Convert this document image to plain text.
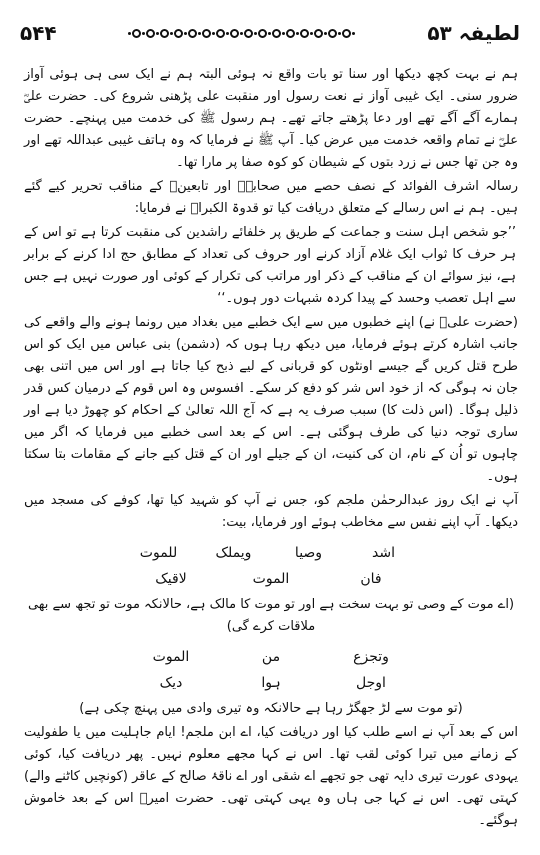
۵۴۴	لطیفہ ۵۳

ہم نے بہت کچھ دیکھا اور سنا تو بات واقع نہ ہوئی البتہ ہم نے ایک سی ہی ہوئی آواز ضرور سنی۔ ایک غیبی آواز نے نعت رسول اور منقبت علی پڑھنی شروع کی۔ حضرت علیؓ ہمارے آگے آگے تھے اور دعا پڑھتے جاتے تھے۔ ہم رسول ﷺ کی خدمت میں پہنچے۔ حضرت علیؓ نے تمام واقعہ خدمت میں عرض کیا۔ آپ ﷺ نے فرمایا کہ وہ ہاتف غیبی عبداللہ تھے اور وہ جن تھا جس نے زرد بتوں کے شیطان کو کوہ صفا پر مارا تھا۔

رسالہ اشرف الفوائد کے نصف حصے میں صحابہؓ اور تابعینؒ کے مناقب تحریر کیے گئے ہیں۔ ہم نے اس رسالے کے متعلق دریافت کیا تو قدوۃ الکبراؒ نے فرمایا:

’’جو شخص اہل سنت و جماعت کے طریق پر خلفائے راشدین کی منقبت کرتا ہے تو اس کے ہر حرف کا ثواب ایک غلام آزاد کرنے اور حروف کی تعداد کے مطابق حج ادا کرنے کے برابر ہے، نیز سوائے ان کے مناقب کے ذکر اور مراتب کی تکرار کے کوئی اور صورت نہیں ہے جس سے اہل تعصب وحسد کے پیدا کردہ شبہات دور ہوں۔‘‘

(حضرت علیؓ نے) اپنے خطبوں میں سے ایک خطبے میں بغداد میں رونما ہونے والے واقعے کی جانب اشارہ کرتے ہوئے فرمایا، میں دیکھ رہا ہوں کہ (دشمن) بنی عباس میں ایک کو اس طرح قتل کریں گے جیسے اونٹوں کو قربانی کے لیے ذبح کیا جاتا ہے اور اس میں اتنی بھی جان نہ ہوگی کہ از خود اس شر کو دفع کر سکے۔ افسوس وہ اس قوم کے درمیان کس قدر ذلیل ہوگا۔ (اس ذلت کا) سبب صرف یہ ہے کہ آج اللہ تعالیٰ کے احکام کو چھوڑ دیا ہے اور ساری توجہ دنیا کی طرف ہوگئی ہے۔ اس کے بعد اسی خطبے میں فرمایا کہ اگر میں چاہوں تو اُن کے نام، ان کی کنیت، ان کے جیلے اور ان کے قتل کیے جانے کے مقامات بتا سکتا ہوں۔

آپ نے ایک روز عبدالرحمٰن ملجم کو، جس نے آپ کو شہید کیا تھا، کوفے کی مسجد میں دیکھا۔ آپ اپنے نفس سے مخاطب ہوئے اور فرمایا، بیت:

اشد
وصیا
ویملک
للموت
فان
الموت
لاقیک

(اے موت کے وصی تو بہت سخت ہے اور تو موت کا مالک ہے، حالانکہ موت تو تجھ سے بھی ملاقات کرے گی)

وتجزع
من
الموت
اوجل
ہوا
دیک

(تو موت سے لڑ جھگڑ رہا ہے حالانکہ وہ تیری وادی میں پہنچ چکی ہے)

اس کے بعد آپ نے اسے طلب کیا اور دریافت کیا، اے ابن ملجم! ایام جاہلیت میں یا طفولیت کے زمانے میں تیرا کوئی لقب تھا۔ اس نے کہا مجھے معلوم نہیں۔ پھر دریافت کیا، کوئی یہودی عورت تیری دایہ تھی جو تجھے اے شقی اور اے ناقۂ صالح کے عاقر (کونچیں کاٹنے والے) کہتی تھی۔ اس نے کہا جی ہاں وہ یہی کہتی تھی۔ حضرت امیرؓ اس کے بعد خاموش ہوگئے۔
◇ ◇ ◇
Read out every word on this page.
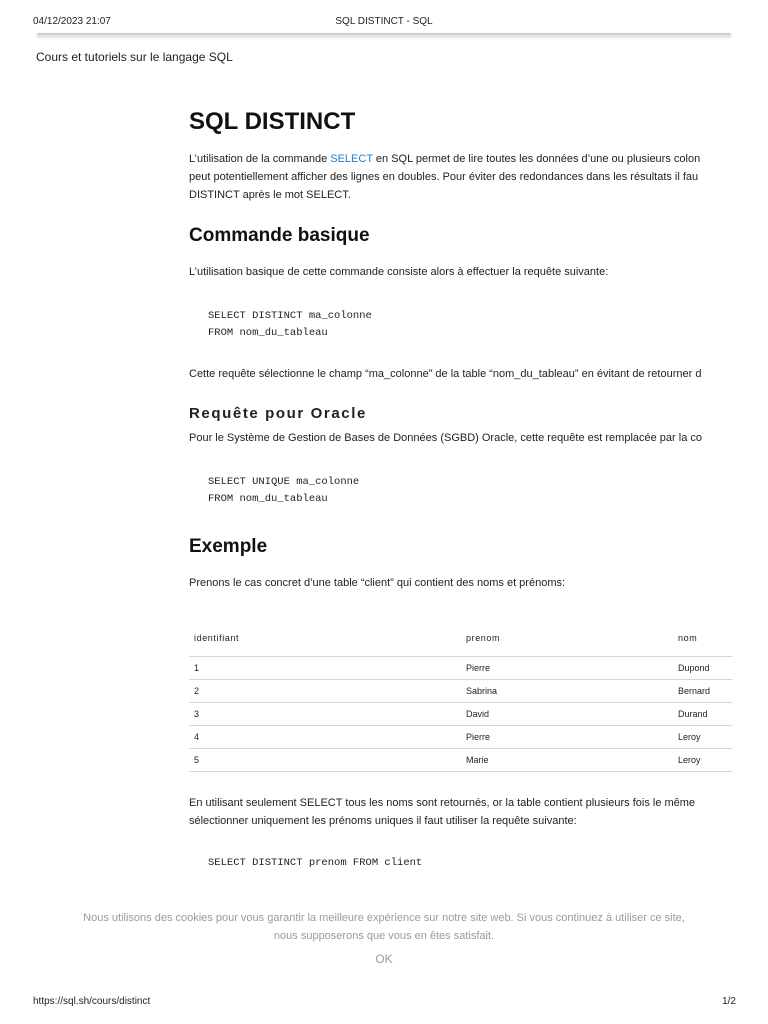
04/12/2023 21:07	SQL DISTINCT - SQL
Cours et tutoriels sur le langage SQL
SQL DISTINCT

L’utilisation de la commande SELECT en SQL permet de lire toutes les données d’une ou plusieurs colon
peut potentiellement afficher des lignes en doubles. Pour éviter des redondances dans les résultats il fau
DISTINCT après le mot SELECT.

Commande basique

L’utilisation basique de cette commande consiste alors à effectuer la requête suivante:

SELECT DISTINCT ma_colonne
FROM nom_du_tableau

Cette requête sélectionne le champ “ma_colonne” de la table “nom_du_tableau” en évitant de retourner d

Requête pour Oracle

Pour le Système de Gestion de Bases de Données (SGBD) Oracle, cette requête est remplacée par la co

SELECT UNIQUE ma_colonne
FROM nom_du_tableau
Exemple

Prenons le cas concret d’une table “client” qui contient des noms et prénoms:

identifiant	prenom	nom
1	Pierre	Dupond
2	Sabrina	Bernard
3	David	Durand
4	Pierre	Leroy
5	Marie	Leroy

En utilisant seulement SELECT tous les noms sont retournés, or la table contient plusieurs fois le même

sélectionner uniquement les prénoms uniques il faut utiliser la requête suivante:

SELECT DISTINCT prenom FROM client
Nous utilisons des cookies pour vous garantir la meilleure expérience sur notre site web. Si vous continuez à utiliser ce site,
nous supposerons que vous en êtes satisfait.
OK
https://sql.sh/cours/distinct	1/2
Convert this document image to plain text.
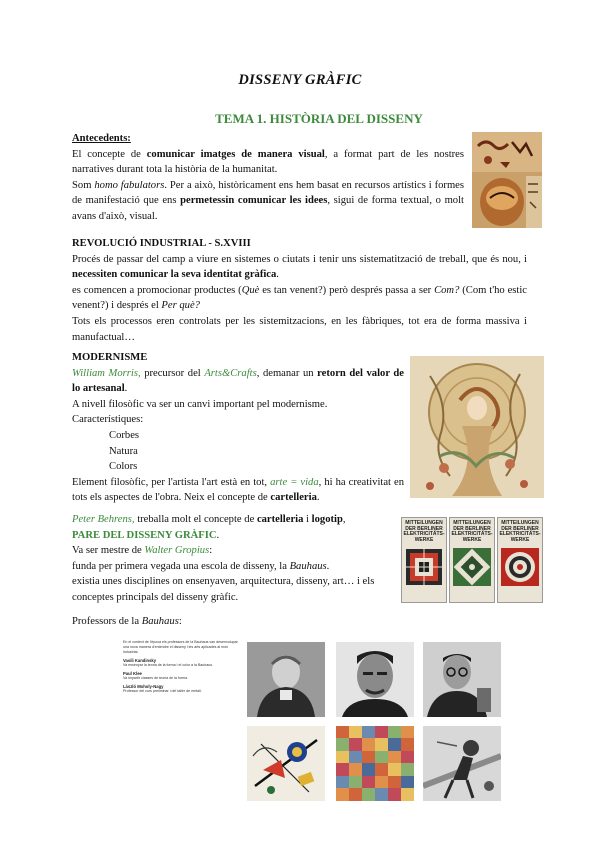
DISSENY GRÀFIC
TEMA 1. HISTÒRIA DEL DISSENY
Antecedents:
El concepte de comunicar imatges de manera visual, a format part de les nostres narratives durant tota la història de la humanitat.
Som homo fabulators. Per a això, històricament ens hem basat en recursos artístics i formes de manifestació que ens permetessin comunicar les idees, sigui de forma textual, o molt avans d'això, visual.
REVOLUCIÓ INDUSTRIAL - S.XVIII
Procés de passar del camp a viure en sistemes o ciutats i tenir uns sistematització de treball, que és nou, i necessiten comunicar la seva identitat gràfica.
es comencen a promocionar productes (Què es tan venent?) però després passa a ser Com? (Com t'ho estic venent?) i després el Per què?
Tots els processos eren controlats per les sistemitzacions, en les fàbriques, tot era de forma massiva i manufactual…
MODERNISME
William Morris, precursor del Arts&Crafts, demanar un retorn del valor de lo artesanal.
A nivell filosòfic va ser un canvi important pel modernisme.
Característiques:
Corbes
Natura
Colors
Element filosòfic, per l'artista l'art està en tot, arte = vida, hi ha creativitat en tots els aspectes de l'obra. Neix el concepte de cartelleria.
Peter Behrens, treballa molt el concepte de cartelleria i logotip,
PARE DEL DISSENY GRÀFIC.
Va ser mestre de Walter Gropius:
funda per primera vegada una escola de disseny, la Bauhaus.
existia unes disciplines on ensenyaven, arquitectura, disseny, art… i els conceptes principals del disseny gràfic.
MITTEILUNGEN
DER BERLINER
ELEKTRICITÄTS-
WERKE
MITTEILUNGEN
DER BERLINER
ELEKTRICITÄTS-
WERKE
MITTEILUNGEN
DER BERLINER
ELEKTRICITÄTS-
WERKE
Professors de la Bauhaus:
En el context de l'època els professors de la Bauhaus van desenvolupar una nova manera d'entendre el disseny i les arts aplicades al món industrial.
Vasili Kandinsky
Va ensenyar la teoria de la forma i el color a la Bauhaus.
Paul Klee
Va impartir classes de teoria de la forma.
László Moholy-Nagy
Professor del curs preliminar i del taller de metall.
◇ ◇ ◇
**PROBLEM DETAILS:** Copy out the lines that hold "حالانکہ".

**EXERCISE OUTPUT:**
(اے موت کے وصی تو بہت سخت ہے اور تو موت کا مالک ہے، حالانکہ موت تو تجھ سے بھی ملاقات کرے گی)
(تو موت سے لڑ جھگڑ رہا ہے حالانکہ وہ تیری وادی میں پہنچ چکی ہے)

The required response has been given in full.